Records:
++++++++++++++++++++

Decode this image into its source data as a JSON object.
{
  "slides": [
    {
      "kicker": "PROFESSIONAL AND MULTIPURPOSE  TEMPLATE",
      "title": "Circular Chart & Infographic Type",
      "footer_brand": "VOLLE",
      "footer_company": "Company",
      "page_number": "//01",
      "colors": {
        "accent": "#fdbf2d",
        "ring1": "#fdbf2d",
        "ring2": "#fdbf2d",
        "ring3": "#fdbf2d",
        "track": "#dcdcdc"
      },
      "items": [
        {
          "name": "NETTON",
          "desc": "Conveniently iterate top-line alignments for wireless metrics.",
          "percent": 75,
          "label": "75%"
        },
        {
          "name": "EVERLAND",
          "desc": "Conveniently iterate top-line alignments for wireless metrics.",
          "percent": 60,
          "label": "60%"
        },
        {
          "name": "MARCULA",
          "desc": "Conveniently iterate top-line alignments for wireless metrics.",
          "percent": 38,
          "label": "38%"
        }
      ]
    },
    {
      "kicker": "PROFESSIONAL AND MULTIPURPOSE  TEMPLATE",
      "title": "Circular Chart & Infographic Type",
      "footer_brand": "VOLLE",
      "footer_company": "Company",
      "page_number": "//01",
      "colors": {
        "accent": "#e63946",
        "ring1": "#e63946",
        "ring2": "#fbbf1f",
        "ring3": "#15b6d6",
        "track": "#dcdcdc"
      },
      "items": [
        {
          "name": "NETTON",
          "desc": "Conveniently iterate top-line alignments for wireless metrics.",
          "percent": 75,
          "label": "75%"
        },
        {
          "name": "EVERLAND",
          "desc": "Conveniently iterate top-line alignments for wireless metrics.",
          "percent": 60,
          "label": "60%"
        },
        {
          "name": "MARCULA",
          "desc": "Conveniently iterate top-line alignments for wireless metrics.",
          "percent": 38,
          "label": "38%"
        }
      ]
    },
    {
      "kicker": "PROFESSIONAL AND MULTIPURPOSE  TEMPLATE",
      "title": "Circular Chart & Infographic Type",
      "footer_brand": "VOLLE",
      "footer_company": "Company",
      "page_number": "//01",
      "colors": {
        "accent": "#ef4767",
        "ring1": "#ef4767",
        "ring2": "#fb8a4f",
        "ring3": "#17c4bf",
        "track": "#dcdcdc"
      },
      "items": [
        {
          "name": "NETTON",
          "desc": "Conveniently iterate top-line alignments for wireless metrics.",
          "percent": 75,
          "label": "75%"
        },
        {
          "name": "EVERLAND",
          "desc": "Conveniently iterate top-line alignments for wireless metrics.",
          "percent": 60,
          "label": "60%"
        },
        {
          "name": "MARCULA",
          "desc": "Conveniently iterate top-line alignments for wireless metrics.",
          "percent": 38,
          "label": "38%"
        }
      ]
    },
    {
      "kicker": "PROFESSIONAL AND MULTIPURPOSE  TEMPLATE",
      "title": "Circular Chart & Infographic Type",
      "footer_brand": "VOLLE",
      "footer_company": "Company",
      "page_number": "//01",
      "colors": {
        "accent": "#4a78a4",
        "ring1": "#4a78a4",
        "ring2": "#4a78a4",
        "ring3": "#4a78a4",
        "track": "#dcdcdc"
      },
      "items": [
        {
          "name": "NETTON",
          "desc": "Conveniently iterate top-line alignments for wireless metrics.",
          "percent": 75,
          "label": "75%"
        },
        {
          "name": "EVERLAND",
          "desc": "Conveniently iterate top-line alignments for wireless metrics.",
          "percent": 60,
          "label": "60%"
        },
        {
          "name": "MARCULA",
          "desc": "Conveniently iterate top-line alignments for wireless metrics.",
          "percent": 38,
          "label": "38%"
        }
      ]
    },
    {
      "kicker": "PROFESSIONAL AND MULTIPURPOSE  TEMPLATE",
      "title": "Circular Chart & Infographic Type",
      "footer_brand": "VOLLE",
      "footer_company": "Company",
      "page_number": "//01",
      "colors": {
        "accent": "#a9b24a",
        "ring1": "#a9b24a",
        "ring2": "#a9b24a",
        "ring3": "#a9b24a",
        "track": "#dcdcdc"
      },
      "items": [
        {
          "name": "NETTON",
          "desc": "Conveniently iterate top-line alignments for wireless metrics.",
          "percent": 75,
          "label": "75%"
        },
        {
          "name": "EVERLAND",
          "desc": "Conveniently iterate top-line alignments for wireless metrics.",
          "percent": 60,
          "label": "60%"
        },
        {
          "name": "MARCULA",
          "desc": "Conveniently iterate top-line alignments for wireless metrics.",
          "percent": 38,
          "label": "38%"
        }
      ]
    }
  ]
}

++++++++++++++++++++

[TO DO] Write out the whole listing again. Match it word for word.

[COMPLETE OUTPUT]
Decode this image into its source data as a JSON object.
{
  "slides": [
    {
      "kicker": "PROFESSIONAL AND MULTIPURPOSE  TEMPLATE",
      "title": "Circular Chart & Infographic Type",
      "footer_brand": "VOLLE",
      "footer_company": "Company",
      "page_number": "//01",
      "colors": {
        "accent": "#fdbf2d",
        "ring1": "#fdbf2d",
        "ring2": "#fdbf2d",
        "ring3": "#fdbf2d",
        "track": "#dcdcdc"
      },
      "items": [
        {
          "name": "NETTON",
          "desc": "Conveniently iterate top-line alignments for wireless metrics.",
          "percent": 75,
          "label": "75%"
        },
        {
          "name": "EVERLAND",
          "desc": "Conveniently iterate top-line alignments for wireless metrics.",
          "percent": 60,
          "label": "60%"
        },
        {
          "name": "MARCULA",
          "desc": "Conveniently iterate top-line alignments for wireless metrics.",
          "percent": 38,
          "label": "38%"
        }
      ]
    },
    {
      "kicker": "PROFESSIONAL AND MULTIPURPOSE  TEMPLATE",
      "title": "Circular Chart & Infographic Type",
      "footer_brand": "VOLLE",
      "footer_company": "Company",
      "page_number": "//01",
      "colors": {
        "accent": "#e63946",
        "ring1": "#e63946",
        "ring2": "#fbbf1f",
        "ring3": "#15b6d6",
        "track": "#dcdcdc"
      },
      "items": [
        {
          "name": "NETTON",
          "desc": "Conveniently iterate top-line alignments for wireless metrics.",
          "percent": 75,
          "label": "75%"
        },
        {
          "name": "EVERLAND",
          "desc": "Conveniently iterate top-line alignments for wireless metrics.",
          "percent": 60,
          "label": "60%"
        },
        {
          "name": "MARCULA",
          "desc": "Conveniently iterate top-line alignments for wireless metrics.",
          "percent": 38,
          "label": "38%"
        }
      ]
    },
    {
      "kicker": "PROFESSIONAL AND MULTIPURPOSE  TEMPLATE",
      "title": "Circular Chart & Infographic Type",
      "footer_brand": "VOLLE",
      "footer_company": "Company",
      "page_number": "//01",
      "colors": {
        "accent": "#ef4767",
        "ring1": "#ef4767",
        "ring2": "#fb8a4f",
        "ring3": "#17c4bf",
        "track": "#dcdcdc"
      },
      "items": [
        {
          "name": "NETTON",
          "desc": "Conveniently iterate top-line alignments for wireless metrics.",
          "percent": 75,
          "label": "75%"
        },
        {
          "name": "EVERLAND",
          "desc": "Conveniently iterate top-line alignments for wireless metrics.",
          "percent": 60,
          "label": "60%"
        },
        {
          "name": "MARCULA",
          "desc": "Conveniently iterate top-line alignments for wireless metrics.",
          "percent": 38,
          "label": "38%"
        }
      ]
    },
    {
      "kicker": "PROFESSIONAL AND MULTIPURPOSE  TEMPLATE",
      "title": "Circular Chart & Infographic Type",
      "footer_brand": "VOLLE",
      "footer_company": "Company",
      "page_number": "//01",
      "colors": {
        "accent": "#4a78a4",
        "ring1": "#4a78a4",
        "ring2": "#4a78a4",
        "ring3": "#4a78a4",
        "track": "#dcdcdc"
      },
      "items": [
        {
          "name": "NETTON",
          "desc": "Conveniently iterate top-line alignments for wireless metrics.",
          "percent": 75,
          "label": "75%"
        },
        {
          "name": "EVERLAND",
          "desc": "Conveniently iterate top-line alignments for wireless metrics.",
          "percent": 60,
          "label": "60%"
        },
        {
          "name": "MARCULA",
          "desc": "Conveniently iterate top-line alignments for wireless metrics.",
          "percent": 38,
          "label": "38%"
        }
      ]
    },
    {
      "kicker": "PROFESSIONAL AND MULTIPURPOSE  TEMPLATE",
      "title": "Circular Chart & Infographic Type",
      "footer_brand": "VOLLE",
      "footer_company": "Company",
      "page_number": "//01",
      "colors": {
        "accent": "#a9b24a",
        "ring1": "#a9b24a",
        "ring2": "#a9b24a",
        "ring3": "#a9b24a",
        "track": "#dcdcdc"
      },
      "items": [
        {
          "name": "NETTON",
          "desc": "Conveniently iterate top-line alignments for wireless metrics.",
          "percent": 75,
          "label": "75%"
        },
        {
          "name": "EVERLAND",
          "desc": "Conveniently iterate top-line alignments for wireless metrics.",
          "percent": 60,
          "label": "60%"
        },
        {
          "name": "MARCULA",
          "desc": "Conveniently iterate top-line alignments for wireless metrics.",
          "percent": 38,
          "label": "38%"
        }
      ]
    }
  ]
}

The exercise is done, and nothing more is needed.